Directions
Repeat the lines of the records from the one containing "question-title: Question 27" through the one containing "page-edge-shadow xyxy=(379,0,401,805)", both included.

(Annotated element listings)
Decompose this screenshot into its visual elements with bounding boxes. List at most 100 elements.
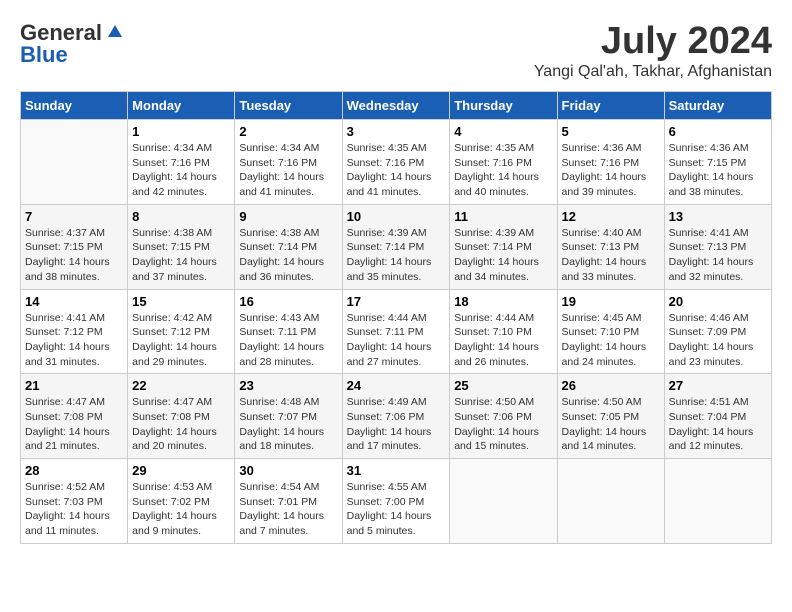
calendar-cell: [557, 459, 664, 544]
day-number: 13: [669, 209, 767, 224]
calendar-cell: 13 Sunrise: 4:41 AM Sunset: 7:13 PM Dayli…: [664, 204, 771, 289]
day-detail: Sunrise: 4:41 AM Sunset: 7:12 PM Dayligh…: [25, 311, 123, 370]
calendar-header-wednesday: Wednesday: [342, 92, 450, 120]
calendar-cell: 19 Sunrise: 4:45 AM Sunset: 7:10 PM Dayli…: [557, 289, 664, 374]
calendar-cell: 4 Sunrise: 4:35 AM Sunset: 7:16 PM Daylig…: [450, 120, 557, 205]
month-title: July 2024: [534, 20, 772, 63]
day-detail: Sunrise: 4:39 AM Sunset: 7:14 PM Dayligh…: [454, 226, 552, 285]
calendar-week-row: 1 Sunrise: 4:34 AM Sunset: 7:16 PM Daylig…: [21, 120, 772, 205]
calendar-cell: 31Sunrise: 4:55 AM Sunset: 7:00 PM Dayli…: [342, 459, 450, 544]
day-number: 12: [562, 209, 660, 224]
calendar-header-sunday: Sunday: [21, 92, 128, 120]
day-number: 21: [25, 378, 123, 393]
day-detail: Sunrise: 4:37 AM Sunset: 7:15 PM Dayligh…: [25, 226, 123, 285]
calendar-cell: 10 Sunrise: 4:39 AM Sunset: 7:14 PM Dayli…: [342, 204, 450, 289]
day-detail: Sunrise: 4:35 AM Sunset: 7:16 PM Dayligh…: [347, 141, 446, 200]
day-detail: Sunrise: 4:39 AM Sunset: 7:14 PM Dayligh…: [347, 226, 446, 285]
day-number: 19: [562, 294, 660, 309]
logo: General Blue: [20, 20, 124, 68]
day-number: 23: [239, 378, 337, 393]
day-detail: Sunrise: 4:54 AM Sunset: 7:01 PM Dayligh…: [239, 480, 337, 539]
day-detail: Sunrise: 4:50 AM Sunset: 7:06 PM Dayligh…: [454, 395, 552, 454]
day-detail: Sunrise: 4:41 AM Sunset: 7:13 PM Dayligh…: [669, 226, 767, 285]
calendar-cell: 1 Sunrise: 4:34 AM Sunset: 7:16 PM Daylig…: [128, 120, 235, 205]
logo-blue-text: Blue: [20, 42, 68, 68]
calendar-cell: 20 Sunrise: 4:46 AM Sunset: 7:09 PM Dayli…: [664, 289, 771, 374]
day-detail: Sunrise: 4:34 AM Sunset: 7:16 PM Dayligh…: [239, 141, 337, 200]
calendar-cell: 24 Sunrise: 4:49 AM Sunset: 7:06 PM Dayli…: [342, 374, 450, 459]
day-detail: Sunrise: 4:36 AM Sunset: 7:16 PM Dayligh…: [562, 141, 660, 200]
calendar-cell: [21, 120, 128, 205]
day-detail: Sunrise: 4:50 AM Sunset: 7:05 PM Dayligh…: [562, 395, 660, 454]
day-number: 17: [347, 294, 446, 309]
day-number: 3: [347, 124, 446, 139]
calendar-header-thursday: Thursday: [450, 92, 557, 120]
day-detail: Sunrise: 4:34 AM Sunset: 7:16 PM Dayligh…: [132, 141, 230, 200]
calendar-cell: 14 Sunrise: 4:41 AM Sunset: 7:12 PM Dayli…: [21, 289, 128, 374]
day-number: 30: [239, 463, 337, 478]
day-detail: Sunrise: 4:47 AM Sunset: 7:08 PM Dayligh…: [25, 395, 123, 454]
calendar-cell: 5 Sunrise: 4:36 AM Sunset: 7:16 PM Daylig…: [557, 120, 664, 205]
day-detail: Sunrise: 4:42 AM Sunset: 7:12 PM Dayligh…: [132, 311, 230, 370]
calendar-cell: 2 Sunrise: 4:34 AM Sunset: 7:16 PM Daylig…: [235, 120, 342, 205]
calendar-cell: 6Sunrise: 4:36 AM Sunset: 7:15 PM Daylig…: [664, 120, 771, 205]
calendar-cell: 9 Sunrise: 4:38 AM Sunset: 7:14 PM Daylig…: [235, 204, 342, 289]
day-detail: Sunrise: 4:48 AM Sunset: 7:07 PM Dayligh…: [239, 395, 337, 454]
calendar-cell: 29Sunrise: 4:53 AM Sunset: 7:02 PM Dayli…: [128, 459, 235, 544]
title-section: July 2024 Yangi Qal'ah, Takhar, Afghanis…: [534, 20, 772, 81]
day-number: 24: [347, 378, 446, 393]
calendar-cell: [664, 459, 771, 544]
calendar-cell: 15 Sunrise: 4:42 AM Sunset: 7:12 PM Dayli…: [128, 289, 235, 374]
day-number: 31: [347, 463, 446, 478]
day-number: 8: [132, 209, 230, 224]
day-number: 5: [562, 124, 660, 139]
calendar-cell: 30 Sunrise: 4:54 AM Sunset: 7:01 PM Dayli…: [235, 459, 342, 544]
day-number: 20: [669, 294, 767, 309]
day-detail: Sunrise: 4:43 AM Sunset: 7:11 PM Dayligh…: [239, 311, 337, 370]
calendar-header-friday: Friday: [557, 92, 664, 120]
day-number: 4: [454, 124, 552, 139]
day-number: 7: [25, 209, 123, 224]
day-number: 2: [239, 124, 337, 139]
day-detail: Sunrise: 4:49 AM Sunset: 7:06 PM Dayligh…: [347, 395, 446, 454]
calendar-cell: 12Sunrise: 4:40 AM Sunset: 7:13 PM Dayli…: [557, 204, 664, 289]
day-number: 28: [25, 463, 123, 478]
day-number: 22: [132, 378, 230, 393]
page-header: General Blue July 2024 Yangi Qal'ah, Tak…: [20, 20, 772, 81]
day-number: 14: [25, 294, 123, 309]
day-detail: Sunrise: 4:51 AM Sunset: 7:04 PM Dayligh…: [669, 395, 767, 454]
calendar-cell: 3 Sunrise: 4:35 AM Sunset: 7:16 PM Daylig…: [342, 120, 450, 205]
day-detail: Sunrise: 4:36 AM Sunset: 7:15 PM Dayligh…: [669, 141, 767, 200]
calendar-cell: 11 Sunrise: 4:39 AM Sunset: 7:14 PM Dayli…: [450, 204, 557, 289]
day-detail: Sunrise: 4:52 AM Sunset: 7:03 PM Dayligh…: [25, 480, 123, 539]
calendar-cell: 7 Sunrise: 4:37 AM Sunset: 7:15 PM Daylig…: [21, 204, 128, 289]
day-number: 15: [132, 294, 230, 309]
day-detail: Sunrise: 4:35 AM Sunset: 7:16 PM Dayligh…: [454, 141, 552, 200]
calendar-cell: 17 Sunrise: 4:44 AM Sunset: 7:11 PM Dayli…: [342, 289, 450, 374]
calendar-cell: 18Sunrise: 4:44 AM Sunset: 7:10 PM Dayli…: [450, 289, 557, 374]
calendar-header-tuesday: Tuesday: [235, 92, 342, 120]
logo-arrow-icon: [106, 23, 124, 46]
calendar-cell: [450, 459, 557, 544]
calendar-cell: 27 Sunrise: 4:51 AM Sunset: 7:04 PM Dayli…: [664, 374, 771, 459]
calendar-cell: 28 Sunrise: 4:52 AM Sunset: 7:03 PM Dayli…: [21, 459, 128, 544]
calendar-week-row: 21 Sunrise: 4:47 AM Sunset: 7:08 PM Dayli…: [21, 374, 772, 459]
day-number: 29: [132, 463, 230, 478]
day-detail: Sunrise: 4:38 AM Sunset: 7:15 PM Dayligh…: [132, 226, 230, 285]
calendar-header-row: SundayMondayTuesdayWednesdayThursdayFrid…: [21, 92, 772, 120]
calendar-week-row: 7 Sunrise: 4:37 AM Sunset: 7:15 PM Daylig…: [21, 204, 772, 289]
day-detail: Sunrise: 4:47 AM Sunset: 7:08 PM Dayligh…: [132, 395, 230, 454]
location-text: Yangi Qal'ah, Takhar, Afghanistan: [534, 63, 772, 81]
day-detail: Sunrise: 4:45 AM Sunset: 7:10 PM Dayligh…: [562, 311, 660, 370]
day-number: 27: [669, 378, 767, 393]
day-number: 25: [454, 378, 552, 393]
day-detail: Sunrise: 4:38 AM Sunset: 7:14 PM Dayligh…: [239, 226, 337, 285]
day-number: 9: [239, 209, 337, 224]
day-detail: Sunrise: 4:44 AM Sunset: 7:11 PM Dayligh…: [347, 311, 446, 370]
day-number: 10: [347, 209, 446, 224]
day-number: 18: [454, 294, 552, 309]
day-number: 11: [454, 209, 552, 224]
day-detail: Sunrise: 4:46 AM Sunset: 7:09 PM Dayligh…: [669, 311, 767, 370]
day-number: 1: [132, 124, 230, 139]
calendar-cell: 22 Sunrise: 4:47 AM Sunset: 7:08 PM Dayli…: [128, 374, 235, 459]
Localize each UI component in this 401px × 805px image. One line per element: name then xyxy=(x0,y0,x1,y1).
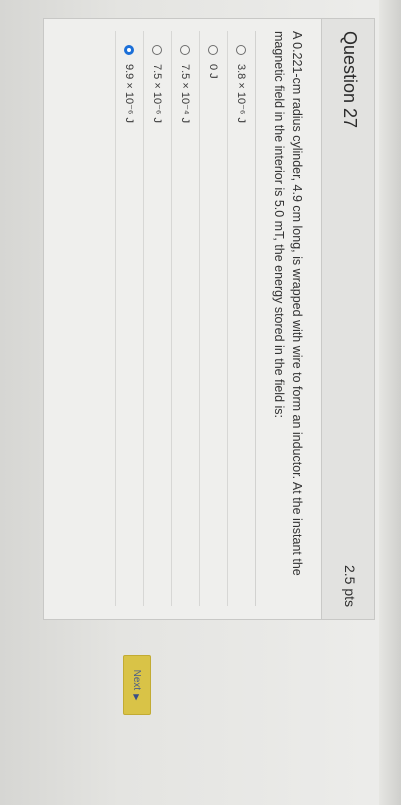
question-title: Question 27 xyxy=(340,31,360,129)
question-points: 2.5 pts xyxy=(342,564,358,607)
answer-option-2[interactable]: 0 J xyxy=(199,31,227,606)
answer-list: 3.8 × 10⁻⁶ J 0 J 7.5 × 10⁻⁴ J 7.5 × 10⁻⁶… xyxy=(115,31,256,606)
answer-label: 3.8 × 10⁻⁶ J xyxy=(235,64,247,123)
page-edge-shadow xyxy=(379,0,401,805)
next-button-label: Next xyxy=(131,669,143,691)
next-button[interactable]: Next ▶ xyxy=(123,655,151,715)
answer-label: 7.5 × 10⁻⁴ J xyxy=(179,64,191,124)
radio-button[interactable] xyxy=(208,45,219,55)
question-card: Question 27 2.5 pts A 0.221-cm radius cy… xyxy=(43,18,375,620)
radio-button-selected[interactable] xyxy=(124,45,135,55)
quiz-page: Question 27 2.5 pts A 0.221-cm radius cy… xyxy=(0,0,401,805)
question-header: Question 27 2.5 pts xyxy=(321,19,374,619)
question-text: A 0.221-cm radius cylinder, 4.9 cm long,… xyxy=(272,31,304,576)
answer-label: 9.9 × 10⁻⁶ J xyxy=(123,64,135,123)
answer-option-3[interactable]: 7.5 × 10⁻⁴ J xyxy=(171,31,199,606)
radio-button[interactable] xyxy=(180,45,191,55)
play-arrow-icon: ▶ xyxy=(132,694,142,701)
answer-label: 7.5 × 10⁻⁶ J xyxy=(151,64,163,123)
answer-option-5[interactable]: 9.9 × 10⁻⁶ J xyxy=(115,31,143,606)
answer-label: 0 J xyxy=(207,64,220,79)
radio-button[interactable] xyxy=(236,45,247,55)
answer-option-1[interactable]: 3.8 × 10⁻⁶ J xyxy=(227,31,255,606)
answer-option-4[interactable]: 7.5 × 10⁻⁶ J xyxy=(143,31,171,606)
radio-button[interactable] xyxy=(152,45,163,55)
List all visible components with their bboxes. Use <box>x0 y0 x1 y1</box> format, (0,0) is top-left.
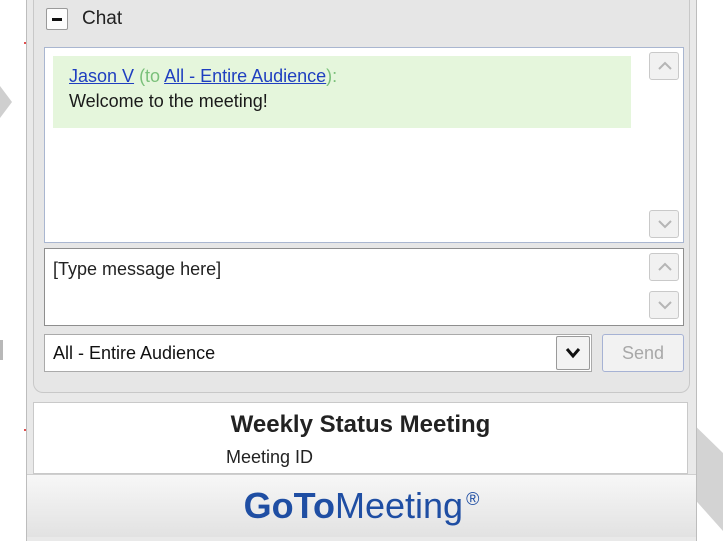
scroll-down-icon[interactable] <box>649 210 679 238</box>
scroll-down-icon[interactable] <box>649 291 679 319</box>
message-sender[interactable]: Jason V <box>69 66 134 86</box>
recipient-select[interactable]: All - Entire Audience <box>44 334 592 372</box>
chat-pane: Chat Jason V (to All - Entire Audience):… <box>33 0 690 393</box>
message-recipient[interactable]: All - Entire Audience <box>164 66 326 86</box>
message-text: Welcome to the meeting! <box>69 91 268 111</box>
edge-decoration <box>0 340 3 360</box>
send-button[interactable]: Send <box>602 334 684 372</box>
meeting-id-label: Meeting ID <box>226 447 314 467</box>
recipient-select-value: All - Entire Audience <box>53 343 216 363</box>
slide-arrow-decoration <box>0 78 12 126</box>
message-compose-box <box>44 248 684 326</box>
compose-scrollbar[interactable] <box>649 253 679 321</box>
message-input[interactable] <box>53 259 633 315</box>
meeting-info: Weekly Status Meeting Meeting ID <box>33 402 688 474</box>
gotomeeting-panel: Chat Jason V (to All - Entire Audience):… <box>26 0 697 541</box>
brand-footer: GoToMeeting ® <box>27 474 696 537</box>
dropdown-arrow-icon[interactable] <box>556 336 590 370</box>
message-to-suffix: ): <box>326 66 338 86</box>
messages-scrollbar[interactable] <box>649 52 679 238</box>
meeting-title: Weekly Status Meeting <box>230 411 491 438</box>
message-to-prefix: (to <box>139 66 165 86</box>
collapse-icon[interactable] <box>46 8 68 30</box>
chat-message: Jason V (to All - Entire Audience): Welc… <box>53 56 631 128</box>
gotomeeting-logo: GoToMeeting ® <box>243 485 480 526</box>
chat-messages: Jason V (to All - Entire Audience): Welc… <box>44 47 684 243</box>
chat-title: Chat <box>82 8 123 29</box>
scroll-up-icon[interactable] <box>649 52 679 80</box>
scroll-up-icon[interactable] <box>649 253 679 281</box>
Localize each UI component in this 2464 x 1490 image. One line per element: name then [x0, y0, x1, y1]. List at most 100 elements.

Solution
question-title: Question 27 xyxy=(340,31,360,129)
question-points: 2.5 pts xyxy=(342,564,358,607)
answer-option-2[interactable]: 0 J xyxy=(199,31,227,606)
answer-list: 3.8 × 10⁻⁶ J 0 J 7.5 × 10⁻⁴ J 7.5 × 10⁻⁶… xyxy=(115,31,256,606)
answer-label: 3.8 × 10⁻⁶ J xyxy=(235,64,247,123)
page-edge-shadow xyxy=(379,0,401,805)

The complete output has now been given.